Listed records:
══════
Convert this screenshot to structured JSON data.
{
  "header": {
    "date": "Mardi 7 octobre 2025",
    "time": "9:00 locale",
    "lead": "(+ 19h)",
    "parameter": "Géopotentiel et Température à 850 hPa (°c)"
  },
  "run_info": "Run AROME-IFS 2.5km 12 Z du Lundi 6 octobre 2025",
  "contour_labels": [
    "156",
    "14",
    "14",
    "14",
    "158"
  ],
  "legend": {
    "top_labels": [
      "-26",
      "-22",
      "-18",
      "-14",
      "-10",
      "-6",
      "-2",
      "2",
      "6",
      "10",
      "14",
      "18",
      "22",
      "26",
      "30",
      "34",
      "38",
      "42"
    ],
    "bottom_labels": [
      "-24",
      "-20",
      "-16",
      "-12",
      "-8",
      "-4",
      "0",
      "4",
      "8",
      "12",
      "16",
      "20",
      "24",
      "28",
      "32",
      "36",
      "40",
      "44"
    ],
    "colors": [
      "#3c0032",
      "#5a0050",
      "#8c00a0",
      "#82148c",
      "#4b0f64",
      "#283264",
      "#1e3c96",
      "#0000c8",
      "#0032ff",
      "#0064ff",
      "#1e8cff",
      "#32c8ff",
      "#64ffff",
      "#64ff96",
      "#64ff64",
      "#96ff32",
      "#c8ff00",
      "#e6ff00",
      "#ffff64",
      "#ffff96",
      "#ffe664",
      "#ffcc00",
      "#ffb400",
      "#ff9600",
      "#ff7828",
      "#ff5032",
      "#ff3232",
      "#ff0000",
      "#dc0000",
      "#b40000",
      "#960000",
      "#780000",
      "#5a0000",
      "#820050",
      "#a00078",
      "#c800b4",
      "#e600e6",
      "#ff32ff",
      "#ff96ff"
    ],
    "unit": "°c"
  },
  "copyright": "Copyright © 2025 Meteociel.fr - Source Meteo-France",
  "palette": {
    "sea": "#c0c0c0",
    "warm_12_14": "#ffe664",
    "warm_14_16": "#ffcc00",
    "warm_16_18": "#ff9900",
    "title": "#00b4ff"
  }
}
══════
Given problem: Copy out each line in the preceding records that contains "octobre".

Final answer:
    "date": "Mardi 7 octobre 2025",
  "run_info": "Run AROME-IFS 2.5km 12 Z du Lundi 6 octobre 2025",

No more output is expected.